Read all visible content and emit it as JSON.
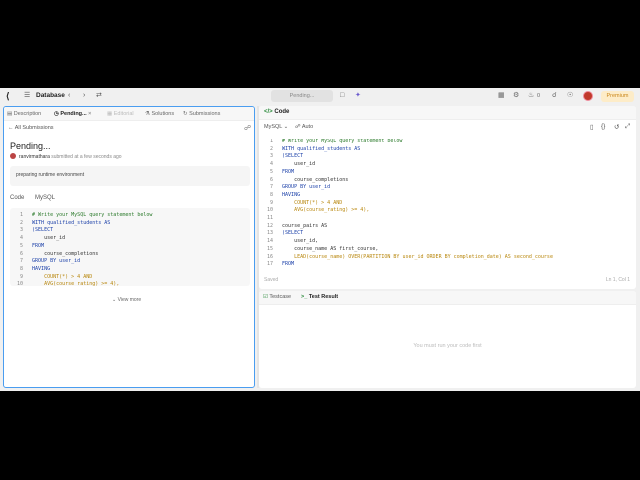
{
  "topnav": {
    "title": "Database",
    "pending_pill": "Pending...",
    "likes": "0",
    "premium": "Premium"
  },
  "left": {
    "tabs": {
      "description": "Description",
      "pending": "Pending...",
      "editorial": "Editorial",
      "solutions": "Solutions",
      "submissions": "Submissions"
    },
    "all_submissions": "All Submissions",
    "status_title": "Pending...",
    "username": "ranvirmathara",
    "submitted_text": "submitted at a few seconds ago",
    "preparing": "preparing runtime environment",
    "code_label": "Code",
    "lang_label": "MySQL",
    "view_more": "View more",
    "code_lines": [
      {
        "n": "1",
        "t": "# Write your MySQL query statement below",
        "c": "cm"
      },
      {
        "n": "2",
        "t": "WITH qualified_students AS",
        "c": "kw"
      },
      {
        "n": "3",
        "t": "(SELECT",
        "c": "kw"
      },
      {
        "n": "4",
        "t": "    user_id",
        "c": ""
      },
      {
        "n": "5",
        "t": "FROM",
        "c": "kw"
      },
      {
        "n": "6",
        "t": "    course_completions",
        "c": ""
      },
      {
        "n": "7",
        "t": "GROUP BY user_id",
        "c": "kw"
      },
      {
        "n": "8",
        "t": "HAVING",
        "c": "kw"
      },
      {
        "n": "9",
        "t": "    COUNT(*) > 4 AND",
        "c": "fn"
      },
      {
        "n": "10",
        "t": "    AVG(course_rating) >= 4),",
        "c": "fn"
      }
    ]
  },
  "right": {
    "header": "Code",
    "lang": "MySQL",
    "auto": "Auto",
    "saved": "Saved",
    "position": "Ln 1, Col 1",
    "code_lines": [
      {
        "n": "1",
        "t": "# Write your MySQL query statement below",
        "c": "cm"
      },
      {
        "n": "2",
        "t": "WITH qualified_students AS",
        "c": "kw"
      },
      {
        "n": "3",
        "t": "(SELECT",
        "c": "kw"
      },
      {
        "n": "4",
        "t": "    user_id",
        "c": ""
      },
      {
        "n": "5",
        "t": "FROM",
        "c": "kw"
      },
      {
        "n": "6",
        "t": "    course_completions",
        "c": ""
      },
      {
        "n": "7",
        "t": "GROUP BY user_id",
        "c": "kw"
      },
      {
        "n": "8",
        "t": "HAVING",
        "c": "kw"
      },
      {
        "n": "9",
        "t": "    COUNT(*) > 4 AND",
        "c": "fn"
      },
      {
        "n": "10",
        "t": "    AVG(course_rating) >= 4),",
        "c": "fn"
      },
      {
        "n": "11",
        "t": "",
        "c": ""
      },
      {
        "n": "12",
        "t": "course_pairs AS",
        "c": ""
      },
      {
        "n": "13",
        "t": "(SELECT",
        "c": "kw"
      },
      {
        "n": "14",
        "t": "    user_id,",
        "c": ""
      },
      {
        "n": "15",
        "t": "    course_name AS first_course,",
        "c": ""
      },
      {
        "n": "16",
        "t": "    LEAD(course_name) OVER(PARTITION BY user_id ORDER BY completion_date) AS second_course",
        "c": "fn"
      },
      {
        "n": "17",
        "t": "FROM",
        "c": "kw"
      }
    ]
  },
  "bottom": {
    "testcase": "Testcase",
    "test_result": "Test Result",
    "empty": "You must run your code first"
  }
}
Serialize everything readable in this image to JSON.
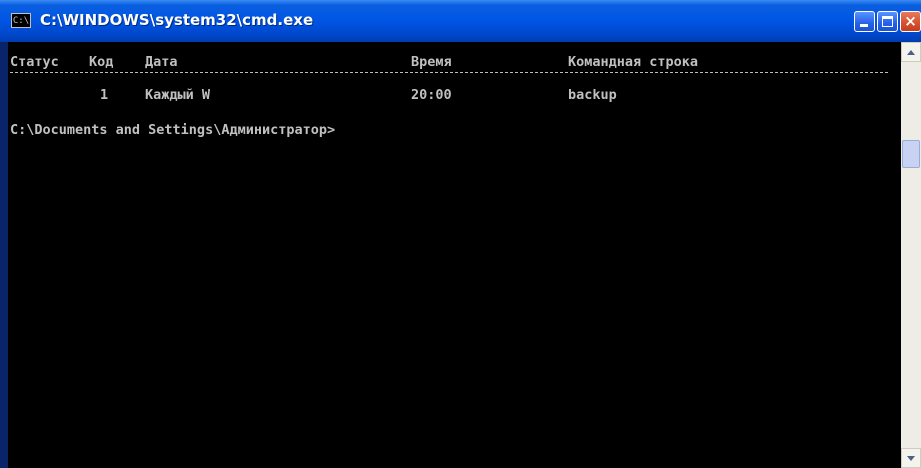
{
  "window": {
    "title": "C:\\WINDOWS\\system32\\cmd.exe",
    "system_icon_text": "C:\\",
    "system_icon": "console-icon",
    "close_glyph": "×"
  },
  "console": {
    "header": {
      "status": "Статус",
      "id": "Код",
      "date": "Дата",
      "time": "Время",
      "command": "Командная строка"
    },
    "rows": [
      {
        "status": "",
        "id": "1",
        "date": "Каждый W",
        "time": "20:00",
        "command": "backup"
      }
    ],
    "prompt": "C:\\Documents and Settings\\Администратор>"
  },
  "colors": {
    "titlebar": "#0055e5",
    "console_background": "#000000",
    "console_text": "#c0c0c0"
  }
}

+++

- WRITTEN PROBLEM
Quote every entry exactly, with the pictures omitted.

- EXPECTED ANSWER
Read all visible content and emit it as JSON.
{
  "topnav": {
    "title": "Database",
    "pending_pill": "Pending...",
    "likes": "0",
    "premium": "Premium"
  },
  "left": {
    "tabs": {
      "description": "Description",
      "pending": "Pending...",
      "editorial": "Editorial",
      "solutions": "Solutions",
      "submissions": "Submissions"
    },
    "all_submissions": "All Submissions",
    "status_title": "Pending...",
    "username": "ranvirmathara",
    "submitted_text": "submitted at a few seconds ago",
    "preparing": "preparing runtime environment",
    "code_label": "Code",
    "lang_label": "MySQL",
    "view_more": "View more",
    "code_lines": [
      {
        "n": "1",
        "t": "# Write your MySQL query statement below",
        "c": "cm"
      },
      {
        "n": "2",
        "t": "WITH qualified_students AS",
        "c": "kw"
      },
      {
        "n": "3",
        "t": "(SELECT",
        "c": "kw"
      },
      {
        "n": "4",
        "t": "    user_id",
        "c": ""
      },
      {
        "n": "5",
        "t": "FROM",
        "c": "kw"
      },
      {
        "n": "6",
        "t": "    course_completions",
        "c": ""
      },
      {
        "n": "7",
        "t": "GROUP BY user_id",
        "c": "kw"
      },
      {
        "n": "8",
        "t": "HAVING",
        "c": "kw"
      },
      {
        "n": "9",
        "t": "    COUNT(*) > 4 AND",
        "c": "fn"
      },
      {
        "n": "10",
        "t": "    AVG(course_rating) >= 4),",
        "c": "fn"
      }
    ]
  },
  "right": {
    "header": "Code",
    "lang": "MySQL",
    "auto": "Auto",
    "saved": "Saved",
    "position": "Ln 1, Col 1",
    "code_lines": [
      {
        "n": "1",
        "t": "# Write your MySQL query statement below",
        "c": "cm"
      },
      {
        "n": "2",
        "t": "WITH qualified_students AS",
        "c": "kw"
      },
      {
        "n": "3",
        "t": "(SELECT",
        "c": "kw"
      },
      {
        "n": "4",
        "t": "    user_id",
        "c": ""
      },
      {
        "n": "5",
        "t": "FROM",
        "c": "kw"
      },
      {
        "n": "6",
        "t": "    course_completions",
        "c": ""
      },
      {
        "n": "7",
        "t": "GROUP BY user_id",
        "c": "kw"
      },
      {
        "n": "8",
        "t": "HAVING",
        "c": "kw"
      },
      {
        "n": "9",
        "t": "    COUNT(*) > 4 AND",
        "c": "fn"
      },
      {
        "n": "10",
        "t": "    AVG(course_rating) >= 4),",
        "c": "fn"
      },
      {
        "n": "11",
        "t": "",
        "c": ""
      },
      {
        "n": "12",
        "t": "course_pairs AS",
        "c": ""
      },
      {
        "n": "13",
        "t": "(SELECT",
        "c": "kw"
      },
      {
        "n": "14",
        "t": "    user_id,",
        "c": ""
      },
      {
        "n": "15",
        "t": "    course_name AS first_course,",
        "c": ""
      },
      {
        "n": "16",
        "t": "    LEAD(course_name) OVER(PARTITION BY user_id ORDER BY completion_date) AS second_course",
        "c": "fn"
      },
      {
        "n": "17",
        "t": "FROM",
        "c": "kw"
      }
    ]
  },
  "bottom": {
    "testcase": "Testcase",
    "test_result": "Test Result",
    "empty": "You must run your code first"
  }
}
Serialize everything readable in this image to JSON.
{
  "window": {
    "title": "C:\\WINDOWS\\system32\\cmd.exe",
    "system_icon_text": "C:\\",
    "system_icon": "console-icon",
    "close_glyph": "×"
  },
  "console": {
    "header": {
      "status": "Статус",
      "id": "Код",
      "date": "Дата",
      "time": "Время",
      "command": "Командная строка"
    },
    "rows": [
      {
        "status": "",
        "id": "1",
        "date": "Каждый W",
        "time": "20:00",
        "command": "backup"
      }
    ],
    "prompt": "C:\\Documents and Settings\\Администратор>"
  },
  "colors": {
    "titlebar": "#0055e5",
    "console_background": "#000000",
    "console_text": "#c0c0c0"
  }
}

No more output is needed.